**Exercise aim**
Filter the listing below, copying every line in which the word "title" appears.

____ Supplied entries

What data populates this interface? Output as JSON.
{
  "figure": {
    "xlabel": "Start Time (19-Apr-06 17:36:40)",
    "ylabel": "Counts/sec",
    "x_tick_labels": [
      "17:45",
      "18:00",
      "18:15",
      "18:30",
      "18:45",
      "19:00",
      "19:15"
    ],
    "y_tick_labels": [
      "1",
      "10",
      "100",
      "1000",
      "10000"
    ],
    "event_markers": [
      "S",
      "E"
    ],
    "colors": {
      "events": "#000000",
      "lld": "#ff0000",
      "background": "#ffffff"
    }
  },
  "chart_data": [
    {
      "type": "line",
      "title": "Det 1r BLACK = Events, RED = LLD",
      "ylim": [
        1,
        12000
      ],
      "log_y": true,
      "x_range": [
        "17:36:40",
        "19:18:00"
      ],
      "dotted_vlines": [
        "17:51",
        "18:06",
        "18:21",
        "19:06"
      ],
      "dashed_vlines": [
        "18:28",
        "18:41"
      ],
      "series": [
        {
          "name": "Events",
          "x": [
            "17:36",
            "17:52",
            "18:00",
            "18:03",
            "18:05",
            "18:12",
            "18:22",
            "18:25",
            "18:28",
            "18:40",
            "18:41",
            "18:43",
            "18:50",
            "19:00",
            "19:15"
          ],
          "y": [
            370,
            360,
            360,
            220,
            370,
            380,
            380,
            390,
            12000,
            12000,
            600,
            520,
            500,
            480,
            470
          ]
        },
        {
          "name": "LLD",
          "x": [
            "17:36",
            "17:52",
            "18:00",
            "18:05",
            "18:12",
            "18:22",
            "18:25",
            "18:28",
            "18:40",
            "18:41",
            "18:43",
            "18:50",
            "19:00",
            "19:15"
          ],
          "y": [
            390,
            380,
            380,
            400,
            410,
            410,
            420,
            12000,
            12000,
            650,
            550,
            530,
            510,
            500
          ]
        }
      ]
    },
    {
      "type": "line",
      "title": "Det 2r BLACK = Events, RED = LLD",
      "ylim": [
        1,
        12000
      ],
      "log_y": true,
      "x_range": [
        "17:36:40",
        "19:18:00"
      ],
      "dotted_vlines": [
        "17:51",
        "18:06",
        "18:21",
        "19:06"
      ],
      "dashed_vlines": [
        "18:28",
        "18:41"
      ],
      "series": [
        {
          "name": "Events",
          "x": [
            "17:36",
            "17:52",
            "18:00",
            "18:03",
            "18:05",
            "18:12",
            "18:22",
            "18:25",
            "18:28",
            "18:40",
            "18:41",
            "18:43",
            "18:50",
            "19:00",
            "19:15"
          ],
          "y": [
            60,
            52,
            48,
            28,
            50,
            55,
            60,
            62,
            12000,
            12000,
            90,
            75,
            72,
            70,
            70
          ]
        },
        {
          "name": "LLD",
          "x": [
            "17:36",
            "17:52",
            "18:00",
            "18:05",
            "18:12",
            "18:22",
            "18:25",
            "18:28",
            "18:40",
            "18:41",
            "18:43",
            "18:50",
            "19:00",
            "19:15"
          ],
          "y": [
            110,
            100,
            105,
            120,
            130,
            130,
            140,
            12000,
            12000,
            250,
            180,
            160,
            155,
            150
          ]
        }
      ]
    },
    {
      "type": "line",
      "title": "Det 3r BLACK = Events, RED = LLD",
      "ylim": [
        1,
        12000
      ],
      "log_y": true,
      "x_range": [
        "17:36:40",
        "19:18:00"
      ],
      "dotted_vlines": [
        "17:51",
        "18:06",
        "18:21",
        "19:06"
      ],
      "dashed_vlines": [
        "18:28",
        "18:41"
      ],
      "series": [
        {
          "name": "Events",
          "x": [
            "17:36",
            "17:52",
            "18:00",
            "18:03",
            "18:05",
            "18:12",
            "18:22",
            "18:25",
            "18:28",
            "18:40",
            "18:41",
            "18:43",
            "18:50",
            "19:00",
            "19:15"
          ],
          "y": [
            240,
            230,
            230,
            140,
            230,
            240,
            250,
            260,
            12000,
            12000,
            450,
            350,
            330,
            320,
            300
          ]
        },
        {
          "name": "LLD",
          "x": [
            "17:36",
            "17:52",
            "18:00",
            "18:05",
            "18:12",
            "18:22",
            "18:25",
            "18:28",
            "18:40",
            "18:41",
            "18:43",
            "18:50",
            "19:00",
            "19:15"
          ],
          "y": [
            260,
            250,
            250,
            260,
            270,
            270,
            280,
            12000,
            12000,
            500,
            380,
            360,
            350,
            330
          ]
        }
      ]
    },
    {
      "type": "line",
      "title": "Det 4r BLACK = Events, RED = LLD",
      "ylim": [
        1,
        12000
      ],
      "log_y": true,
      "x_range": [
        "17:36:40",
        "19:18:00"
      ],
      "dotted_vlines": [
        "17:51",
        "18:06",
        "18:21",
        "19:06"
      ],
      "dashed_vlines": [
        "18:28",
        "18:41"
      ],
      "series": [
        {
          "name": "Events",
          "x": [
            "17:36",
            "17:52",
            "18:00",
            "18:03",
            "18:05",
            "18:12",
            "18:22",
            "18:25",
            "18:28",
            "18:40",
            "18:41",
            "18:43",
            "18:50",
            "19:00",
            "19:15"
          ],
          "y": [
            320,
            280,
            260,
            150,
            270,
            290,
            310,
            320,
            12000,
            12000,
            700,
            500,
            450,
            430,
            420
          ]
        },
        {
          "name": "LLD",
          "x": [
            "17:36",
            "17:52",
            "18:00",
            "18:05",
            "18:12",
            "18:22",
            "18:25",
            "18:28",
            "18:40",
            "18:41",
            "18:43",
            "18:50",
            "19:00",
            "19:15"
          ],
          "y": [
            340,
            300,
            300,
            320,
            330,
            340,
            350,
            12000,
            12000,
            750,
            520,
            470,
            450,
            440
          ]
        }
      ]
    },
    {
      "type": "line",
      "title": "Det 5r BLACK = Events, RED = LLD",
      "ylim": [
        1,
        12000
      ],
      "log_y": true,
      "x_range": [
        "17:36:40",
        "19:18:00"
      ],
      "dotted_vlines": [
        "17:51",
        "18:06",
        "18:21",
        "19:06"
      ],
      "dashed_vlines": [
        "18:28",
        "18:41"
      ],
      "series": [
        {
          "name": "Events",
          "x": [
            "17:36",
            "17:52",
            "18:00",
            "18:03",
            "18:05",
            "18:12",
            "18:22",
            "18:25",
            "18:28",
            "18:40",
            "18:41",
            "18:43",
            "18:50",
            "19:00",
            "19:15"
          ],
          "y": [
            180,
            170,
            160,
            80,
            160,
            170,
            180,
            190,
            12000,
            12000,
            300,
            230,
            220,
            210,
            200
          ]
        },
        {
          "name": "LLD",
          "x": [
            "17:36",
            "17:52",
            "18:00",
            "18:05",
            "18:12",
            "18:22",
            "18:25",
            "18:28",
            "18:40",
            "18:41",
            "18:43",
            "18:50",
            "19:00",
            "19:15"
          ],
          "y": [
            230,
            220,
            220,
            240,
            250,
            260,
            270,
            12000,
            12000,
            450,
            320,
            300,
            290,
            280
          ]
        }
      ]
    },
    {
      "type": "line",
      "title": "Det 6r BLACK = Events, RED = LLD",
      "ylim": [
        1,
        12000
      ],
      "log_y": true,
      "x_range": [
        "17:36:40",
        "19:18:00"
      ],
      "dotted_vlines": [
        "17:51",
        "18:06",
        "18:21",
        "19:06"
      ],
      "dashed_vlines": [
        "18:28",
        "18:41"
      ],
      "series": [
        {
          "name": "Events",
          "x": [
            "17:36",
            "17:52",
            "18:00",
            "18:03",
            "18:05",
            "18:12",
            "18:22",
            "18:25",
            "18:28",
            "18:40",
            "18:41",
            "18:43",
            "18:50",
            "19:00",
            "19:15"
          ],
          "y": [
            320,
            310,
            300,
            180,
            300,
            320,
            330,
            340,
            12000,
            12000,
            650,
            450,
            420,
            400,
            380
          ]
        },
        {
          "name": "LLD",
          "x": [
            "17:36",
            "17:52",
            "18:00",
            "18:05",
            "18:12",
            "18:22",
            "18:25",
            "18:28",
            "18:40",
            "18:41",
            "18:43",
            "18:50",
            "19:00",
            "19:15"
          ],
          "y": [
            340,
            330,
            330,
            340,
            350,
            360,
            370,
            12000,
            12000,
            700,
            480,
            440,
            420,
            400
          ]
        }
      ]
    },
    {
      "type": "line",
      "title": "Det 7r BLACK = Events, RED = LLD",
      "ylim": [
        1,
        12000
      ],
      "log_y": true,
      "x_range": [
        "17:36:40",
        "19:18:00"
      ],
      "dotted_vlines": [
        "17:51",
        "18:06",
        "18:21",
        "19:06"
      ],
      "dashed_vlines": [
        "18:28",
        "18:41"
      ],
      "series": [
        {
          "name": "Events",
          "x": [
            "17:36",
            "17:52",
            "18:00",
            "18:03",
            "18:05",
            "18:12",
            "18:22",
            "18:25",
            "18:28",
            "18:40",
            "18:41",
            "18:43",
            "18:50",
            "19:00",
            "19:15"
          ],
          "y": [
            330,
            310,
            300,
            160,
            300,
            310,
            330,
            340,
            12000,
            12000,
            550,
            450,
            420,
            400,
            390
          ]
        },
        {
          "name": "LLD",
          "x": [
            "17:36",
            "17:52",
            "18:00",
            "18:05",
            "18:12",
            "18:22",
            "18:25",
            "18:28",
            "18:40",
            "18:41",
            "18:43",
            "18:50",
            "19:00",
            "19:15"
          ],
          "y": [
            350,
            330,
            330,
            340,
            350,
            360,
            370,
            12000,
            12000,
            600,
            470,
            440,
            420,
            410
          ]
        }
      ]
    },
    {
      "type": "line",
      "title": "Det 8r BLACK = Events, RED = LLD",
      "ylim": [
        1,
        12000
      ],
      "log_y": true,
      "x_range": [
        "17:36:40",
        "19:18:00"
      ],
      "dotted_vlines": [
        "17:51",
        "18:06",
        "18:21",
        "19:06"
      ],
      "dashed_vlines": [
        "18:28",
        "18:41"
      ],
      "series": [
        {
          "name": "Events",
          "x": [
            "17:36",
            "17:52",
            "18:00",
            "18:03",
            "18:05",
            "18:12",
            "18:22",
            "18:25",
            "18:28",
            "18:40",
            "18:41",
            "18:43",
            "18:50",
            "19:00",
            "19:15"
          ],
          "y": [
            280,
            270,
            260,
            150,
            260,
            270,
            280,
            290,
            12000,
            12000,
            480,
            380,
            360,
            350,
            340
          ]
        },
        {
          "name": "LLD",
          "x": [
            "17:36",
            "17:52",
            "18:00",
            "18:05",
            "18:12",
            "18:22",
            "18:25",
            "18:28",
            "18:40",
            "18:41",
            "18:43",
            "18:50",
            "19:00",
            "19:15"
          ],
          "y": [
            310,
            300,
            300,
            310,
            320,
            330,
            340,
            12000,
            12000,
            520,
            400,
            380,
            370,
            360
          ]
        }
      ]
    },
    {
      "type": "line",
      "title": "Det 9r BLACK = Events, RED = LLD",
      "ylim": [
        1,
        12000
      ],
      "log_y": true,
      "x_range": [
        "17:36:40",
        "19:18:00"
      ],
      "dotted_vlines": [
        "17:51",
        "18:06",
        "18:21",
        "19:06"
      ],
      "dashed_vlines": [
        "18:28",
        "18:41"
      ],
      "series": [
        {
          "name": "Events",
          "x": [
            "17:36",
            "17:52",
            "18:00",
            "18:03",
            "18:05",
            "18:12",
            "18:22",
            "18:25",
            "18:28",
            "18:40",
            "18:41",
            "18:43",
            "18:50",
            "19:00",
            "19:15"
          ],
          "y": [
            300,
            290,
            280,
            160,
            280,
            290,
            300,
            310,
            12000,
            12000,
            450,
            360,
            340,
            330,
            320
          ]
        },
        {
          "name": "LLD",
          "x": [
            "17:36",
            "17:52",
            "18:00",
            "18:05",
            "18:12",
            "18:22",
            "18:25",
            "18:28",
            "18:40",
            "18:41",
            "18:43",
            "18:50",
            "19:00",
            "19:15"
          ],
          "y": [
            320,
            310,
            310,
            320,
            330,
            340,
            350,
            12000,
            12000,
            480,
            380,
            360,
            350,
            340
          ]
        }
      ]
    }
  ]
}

________

**Problem solution**
      "title": "Det 1r BLACK = Events, RED = LLD",
      "title": "Det 2r BLACK = Events, RED = LLD",
      "title": "Det 3r BLACK = Events, RED = LLD",
      "title": "Det 4r BLACK = Events, RED = LLD",
      "title": "Det 5r BLACK = Events, RED = LLD",
      "title": "Det 6r BLACK = Events, RED = LLD",
      "title": "Det 7r BLACK = Events, RED = LLD",
      "title": "Det 8r BLACK = Events, RED = LLD",
      "title": "Det 9r BLACK = Events, RED = LLD",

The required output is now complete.